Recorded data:
+++++

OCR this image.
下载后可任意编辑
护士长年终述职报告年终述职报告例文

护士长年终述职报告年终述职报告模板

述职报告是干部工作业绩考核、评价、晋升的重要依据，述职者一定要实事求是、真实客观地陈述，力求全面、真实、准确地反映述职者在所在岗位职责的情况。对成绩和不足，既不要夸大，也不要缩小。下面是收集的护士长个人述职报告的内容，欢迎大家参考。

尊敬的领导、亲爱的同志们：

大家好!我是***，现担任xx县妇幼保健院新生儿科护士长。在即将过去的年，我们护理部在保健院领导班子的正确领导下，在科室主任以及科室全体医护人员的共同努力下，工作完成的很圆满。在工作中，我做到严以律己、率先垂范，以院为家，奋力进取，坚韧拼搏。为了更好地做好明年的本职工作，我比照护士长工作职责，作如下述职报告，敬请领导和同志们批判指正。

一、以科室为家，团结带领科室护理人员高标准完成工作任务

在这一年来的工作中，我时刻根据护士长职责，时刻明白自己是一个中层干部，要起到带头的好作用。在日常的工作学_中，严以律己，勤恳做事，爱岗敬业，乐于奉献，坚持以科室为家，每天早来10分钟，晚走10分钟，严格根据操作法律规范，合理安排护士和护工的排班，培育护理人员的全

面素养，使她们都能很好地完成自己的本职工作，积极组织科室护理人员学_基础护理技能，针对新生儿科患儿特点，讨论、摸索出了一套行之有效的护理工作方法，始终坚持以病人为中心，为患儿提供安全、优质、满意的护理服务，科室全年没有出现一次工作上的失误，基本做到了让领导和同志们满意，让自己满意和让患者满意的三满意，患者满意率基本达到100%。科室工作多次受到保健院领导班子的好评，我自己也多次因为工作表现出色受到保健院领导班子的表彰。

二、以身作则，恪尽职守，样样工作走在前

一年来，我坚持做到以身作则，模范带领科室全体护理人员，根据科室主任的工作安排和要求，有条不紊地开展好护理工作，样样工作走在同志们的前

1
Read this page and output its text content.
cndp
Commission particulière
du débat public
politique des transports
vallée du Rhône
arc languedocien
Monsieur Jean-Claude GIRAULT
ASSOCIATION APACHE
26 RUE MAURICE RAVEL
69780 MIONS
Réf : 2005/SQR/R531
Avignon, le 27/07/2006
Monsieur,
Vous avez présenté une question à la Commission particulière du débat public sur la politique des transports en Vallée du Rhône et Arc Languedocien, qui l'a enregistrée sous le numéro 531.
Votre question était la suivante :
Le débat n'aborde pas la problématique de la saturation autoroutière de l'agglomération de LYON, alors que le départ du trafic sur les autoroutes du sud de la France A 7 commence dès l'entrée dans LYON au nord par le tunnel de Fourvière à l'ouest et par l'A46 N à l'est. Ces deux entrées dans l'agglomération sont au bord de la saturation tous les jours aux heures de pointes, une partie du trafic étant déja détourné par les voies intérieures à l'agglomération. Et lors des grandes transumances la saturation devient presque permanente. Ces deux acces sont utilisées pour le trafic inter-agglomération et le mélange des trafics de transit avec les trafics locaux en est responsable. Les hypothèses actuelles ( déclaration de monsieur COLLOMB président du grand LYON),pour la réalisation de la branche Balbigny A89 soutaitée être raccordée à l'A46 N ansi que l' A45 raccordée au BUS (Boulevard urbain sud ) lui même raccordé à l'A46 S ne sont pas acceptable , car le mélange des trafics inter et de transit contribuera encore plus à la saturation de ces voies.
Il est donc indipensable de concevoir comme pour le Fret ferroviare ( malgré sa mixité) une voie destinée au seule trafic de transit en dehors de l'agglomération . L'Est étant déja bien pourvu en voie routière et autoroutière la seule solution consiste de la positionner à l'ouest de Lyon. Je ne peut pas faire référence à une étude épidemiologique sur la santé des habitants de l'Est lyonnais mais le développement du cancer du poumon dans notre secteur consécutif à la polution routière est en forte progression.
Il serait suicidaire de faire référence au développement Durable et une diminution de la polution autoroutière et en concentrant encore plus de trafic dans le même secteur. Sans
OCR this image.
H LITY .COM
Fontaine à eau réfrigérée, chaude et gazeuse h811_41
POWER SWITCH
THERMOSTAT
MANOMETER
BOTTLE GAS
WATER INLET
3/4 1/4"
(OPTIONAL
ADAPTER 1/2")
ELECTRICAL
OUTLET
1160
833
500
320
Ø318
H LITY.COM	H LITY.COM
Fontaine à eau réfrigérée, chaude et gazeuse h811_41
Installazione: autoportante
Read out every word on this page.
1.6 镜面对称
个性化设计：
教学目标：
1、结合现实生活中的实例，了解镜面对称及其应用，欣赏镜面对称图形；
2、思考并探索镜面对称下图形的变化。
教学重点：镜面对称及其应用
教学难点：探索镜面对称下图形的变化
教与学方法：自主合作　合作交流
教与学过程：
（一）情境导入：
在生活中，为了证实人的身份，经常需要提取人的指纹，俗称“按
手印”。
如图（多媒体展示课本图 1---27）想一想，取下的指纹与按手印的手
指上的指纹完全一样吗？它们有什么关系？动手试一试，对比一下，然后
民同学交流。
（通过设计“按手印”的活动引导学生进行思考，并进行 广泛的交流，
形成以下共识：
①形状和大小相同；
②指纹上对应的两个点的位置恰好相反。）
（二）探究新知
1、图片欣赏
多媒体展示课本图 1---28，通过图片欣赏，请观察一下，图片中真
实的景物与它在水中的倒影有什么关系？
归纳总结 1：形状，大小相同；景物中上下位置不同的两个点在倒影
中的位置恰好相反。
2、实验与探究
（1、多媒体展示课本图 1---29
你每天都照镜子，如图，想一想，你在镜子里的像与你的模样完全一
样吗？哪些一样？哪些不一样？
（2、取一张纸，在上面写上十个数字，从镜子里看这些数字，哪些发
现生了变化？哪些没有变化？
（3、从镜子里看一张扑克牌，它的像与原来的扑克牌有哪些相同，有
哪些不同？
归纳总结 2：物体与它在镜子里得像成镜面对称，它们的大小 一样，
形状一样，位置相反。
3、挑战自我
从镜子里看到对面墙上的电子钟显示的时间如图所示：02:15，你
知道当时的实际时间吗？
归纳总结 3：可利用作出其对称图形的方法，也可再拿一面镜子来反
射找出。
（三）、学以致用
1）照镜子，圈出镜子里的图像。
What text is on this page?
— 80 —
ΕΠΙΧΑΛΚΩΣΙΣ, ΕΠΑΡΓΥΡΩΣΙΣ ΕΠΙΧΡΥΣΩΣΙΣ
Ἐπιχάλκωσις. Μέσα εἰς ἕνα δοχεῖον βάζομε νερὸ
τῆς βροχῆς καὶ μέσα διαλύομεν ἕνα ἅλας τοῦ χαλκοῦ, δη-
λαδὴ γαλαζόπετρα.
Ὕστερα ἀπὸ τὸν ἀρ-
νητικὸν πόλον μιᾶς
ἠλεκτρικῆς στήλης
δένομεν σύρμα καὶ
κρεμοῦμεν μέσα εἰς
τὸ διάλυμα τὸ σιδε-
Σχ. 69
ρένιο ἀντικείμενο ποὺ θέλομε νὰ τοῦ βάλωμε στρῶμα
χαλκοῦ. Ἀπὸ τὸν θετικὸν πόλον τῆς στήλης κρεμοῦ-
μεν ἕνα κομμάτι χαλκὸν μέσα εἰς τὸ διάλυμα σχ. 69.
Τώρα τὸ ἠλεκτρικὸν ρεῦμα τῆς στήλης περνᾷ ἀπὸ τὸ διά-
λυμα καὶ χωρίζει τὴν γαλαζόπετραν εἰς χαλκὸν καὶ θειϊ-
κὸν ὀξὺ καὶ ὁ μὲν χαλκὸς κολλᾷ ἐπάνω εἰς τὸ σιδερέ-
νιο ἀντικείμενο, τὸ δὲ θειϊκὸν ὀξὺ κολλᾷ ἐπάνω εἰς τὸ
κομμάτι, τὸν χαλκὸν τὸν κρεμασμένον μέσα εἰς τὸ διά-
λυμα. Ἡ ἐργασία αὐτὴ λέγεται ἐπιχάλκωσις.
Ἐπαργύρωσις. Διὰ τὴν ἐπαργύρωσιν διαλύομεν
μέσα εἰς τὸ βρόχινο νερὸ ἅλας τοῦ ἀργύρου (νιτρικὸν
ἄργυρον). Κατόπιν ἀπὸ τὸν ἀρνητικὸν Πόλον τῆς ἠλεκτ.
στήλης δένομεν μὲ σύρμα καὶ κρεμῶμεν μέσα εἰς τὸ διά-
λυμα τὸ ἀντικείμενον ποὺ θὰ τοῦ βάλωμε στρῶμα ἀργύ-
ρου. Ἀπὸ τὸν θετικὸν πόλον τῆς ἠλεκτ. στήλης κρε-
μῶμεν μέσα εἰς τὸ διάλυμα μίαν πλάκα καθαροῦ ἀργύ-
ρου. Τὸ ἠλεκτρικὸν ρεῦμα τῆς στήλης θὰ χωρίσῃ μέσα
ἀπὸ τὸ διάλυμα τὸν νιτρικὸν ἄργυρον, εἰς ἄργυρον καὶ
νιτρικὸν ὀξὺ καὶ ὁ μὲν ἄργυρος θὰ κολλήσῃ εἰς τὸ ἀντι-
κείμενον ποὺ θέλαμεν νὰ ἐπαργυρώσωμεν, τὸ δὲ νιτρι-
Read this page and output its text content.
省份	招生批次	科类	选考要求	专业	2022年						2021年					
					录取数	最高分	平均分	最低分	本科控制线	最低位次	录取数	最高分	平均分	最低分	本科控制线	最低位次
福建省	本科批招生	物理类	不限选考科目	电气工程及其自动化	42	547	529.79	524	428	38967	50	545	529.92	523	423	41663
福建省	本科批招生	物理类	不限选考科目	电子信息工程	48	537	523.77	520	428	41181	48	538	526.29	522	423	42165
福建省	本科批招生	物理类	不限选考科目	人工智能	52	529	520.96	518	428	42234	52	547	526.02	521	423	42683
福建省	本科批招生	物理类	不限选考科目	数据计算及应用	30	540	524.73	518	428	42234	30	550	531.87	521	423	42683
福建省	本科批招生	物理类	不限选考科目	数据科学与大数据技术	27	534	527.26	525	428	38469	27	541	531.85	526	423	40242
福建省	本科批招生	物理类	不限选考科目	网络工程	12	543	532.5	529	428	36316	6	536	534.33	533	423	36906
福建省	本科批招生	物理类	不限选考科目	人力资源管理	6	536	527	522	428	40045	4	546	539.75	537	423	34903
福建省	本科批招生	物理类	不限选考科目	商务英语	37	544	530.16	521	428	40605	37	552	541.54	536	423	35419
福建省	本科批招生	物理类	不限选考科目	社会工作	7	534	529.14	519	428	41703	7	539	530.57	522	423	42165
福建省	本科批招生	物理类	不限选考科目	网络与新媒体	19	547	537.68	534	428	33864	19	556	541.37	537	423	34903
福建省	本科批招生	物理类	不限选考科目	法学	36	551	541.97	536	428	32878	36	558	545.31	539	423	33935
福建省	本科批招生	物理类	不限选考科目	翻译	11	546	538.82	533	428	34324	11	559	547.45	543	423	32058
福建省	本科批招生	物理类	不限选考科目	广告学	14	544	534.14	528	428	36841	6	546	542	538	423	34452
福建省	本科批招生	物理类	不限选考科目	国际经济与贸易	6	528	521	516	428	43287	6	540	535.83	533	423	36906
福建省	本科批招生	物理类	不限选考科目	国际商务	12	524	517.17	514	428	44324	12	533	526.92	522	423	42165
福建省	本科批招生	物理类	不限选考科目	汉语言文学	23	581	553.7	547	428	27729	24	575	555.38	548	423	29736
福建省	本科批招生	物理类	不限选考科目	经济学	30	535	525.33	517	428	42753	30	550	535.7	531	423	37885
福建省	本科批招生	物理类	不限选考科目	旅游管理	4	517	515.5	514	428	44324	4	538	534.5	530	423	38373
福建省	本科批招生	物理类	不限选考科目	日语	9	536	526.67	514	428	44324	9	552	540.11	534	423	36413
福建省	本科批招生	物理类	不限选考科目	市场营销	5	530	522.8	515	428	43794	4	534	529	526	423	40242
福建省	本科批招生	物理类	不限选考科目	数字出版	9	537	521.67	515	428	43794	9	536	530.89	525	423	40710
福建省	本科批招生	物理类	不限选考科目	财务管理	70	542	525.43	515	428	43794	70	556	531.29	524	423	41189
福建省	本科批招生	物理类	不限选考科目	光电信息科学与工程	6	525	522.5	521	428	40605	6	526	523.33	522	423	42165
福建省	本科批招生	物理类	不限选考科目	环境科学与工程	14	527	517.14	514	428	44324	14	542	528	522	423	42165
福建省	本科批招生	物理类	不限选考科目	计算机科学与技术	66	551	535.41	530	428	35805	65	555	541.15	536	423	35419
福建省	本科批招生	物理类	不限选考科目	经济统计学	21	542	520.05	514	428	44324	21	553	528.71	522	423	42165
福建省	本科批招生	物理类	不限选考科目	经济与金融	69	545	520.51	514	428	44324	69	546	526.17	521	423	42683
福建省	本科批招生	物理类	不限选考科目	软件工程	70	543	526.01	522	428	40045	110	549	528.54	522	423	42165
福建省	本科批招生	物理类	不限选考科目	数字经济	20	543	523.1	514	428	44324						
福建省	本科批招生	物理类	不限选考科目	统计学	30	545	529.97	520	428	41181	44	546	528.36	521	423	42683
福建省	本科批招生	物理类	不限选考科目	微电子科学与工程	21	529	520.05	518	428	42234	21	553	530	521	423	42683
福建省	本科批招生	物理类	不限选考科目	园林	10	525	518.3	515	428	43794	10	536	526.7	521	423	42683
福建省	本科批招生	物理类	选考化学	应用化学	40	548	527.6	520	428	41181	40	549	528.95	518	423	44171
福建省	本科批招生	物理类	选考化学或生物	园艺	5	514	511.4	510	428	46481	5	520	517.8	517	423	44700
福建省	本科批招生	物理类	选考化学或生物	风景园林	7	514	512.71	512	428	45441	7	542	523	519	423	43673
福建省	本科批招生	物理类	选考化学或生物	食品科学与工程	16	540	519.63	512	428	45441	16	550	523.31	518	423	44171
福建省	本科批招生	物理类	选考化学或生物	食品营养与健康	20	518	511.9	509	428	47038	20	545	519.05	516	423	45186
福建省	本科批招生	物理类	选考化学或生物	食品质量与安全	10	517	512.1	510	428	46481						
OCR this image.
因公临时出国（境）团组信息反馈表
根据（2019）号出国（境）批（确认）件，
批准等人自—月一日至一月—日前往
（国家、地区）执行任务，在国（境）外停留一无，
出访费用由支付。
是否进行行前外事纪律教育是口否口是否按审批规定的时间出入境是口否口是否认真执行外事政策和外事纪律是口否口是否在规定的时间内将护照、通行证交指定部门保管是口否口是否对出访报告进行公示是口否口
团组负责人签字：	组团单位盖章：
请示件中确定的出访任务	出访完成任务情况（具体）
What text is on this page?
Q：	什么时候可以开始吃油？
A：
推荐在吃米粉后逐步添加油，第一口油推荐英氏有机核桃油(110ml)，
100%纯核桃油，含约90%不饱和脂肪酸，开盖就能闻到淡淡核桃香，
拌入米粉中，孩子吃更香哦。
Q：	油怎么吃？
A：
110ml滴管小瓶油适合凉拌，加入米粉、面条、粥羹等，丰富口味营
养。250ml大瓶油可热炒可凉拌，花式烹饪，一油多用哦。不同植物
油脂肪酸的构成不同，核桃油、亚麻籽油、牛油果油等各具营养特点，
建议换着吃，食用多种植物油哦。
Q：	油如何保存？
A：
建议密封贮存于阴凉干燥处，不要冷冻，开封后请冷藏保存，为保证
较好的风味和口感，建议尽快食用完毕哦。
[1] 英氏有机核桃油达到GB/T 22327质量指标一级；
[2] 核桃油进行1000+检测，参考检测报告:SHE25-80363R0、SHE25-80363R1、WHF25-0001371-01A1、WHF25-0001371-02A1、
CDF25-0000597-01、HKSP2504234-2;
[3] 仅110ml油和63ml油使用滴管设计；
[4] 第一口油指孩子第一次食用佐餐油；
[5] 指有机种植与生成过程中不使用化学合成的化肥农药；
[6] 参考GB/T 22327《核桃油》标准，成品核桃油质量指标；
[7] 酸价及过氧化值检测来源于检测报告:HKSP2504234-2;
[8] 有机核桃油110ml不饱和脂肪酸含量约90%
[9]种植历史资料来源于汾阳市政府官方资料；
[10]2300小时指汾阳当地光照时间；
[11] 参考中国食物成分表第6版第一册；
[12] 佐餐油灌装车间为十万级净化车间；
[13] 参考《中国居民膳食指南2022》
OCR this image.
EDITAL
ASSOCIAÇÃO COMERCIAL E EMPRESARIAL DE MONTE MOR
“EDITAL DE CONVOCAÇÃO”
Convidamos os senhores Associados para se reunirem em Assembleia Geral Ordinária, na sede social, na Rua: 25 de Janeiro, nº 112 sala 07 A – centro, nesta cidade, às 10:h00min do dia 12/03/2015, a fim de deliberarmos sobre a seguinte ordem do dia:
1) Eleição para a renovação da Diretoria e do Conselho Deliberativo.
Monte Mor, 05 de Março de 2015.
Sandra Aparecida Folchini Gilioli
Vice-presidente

+++++

DO THIS:
Show all lines in the entries above where the string "κολλᾷ" appears.

ANSWER TO THE EXERCISE:
κὸν ὀξὺ καὶ ὁ μὲν χαλκὸς κολλᾷ ἐπάνω εἰς τὸ σιδερέ-
νιο ἀντικείμενο, τὸ δὲ θειϊκὸν ὀξὺ κολλᾷ ἐπάνω εἰς τὸ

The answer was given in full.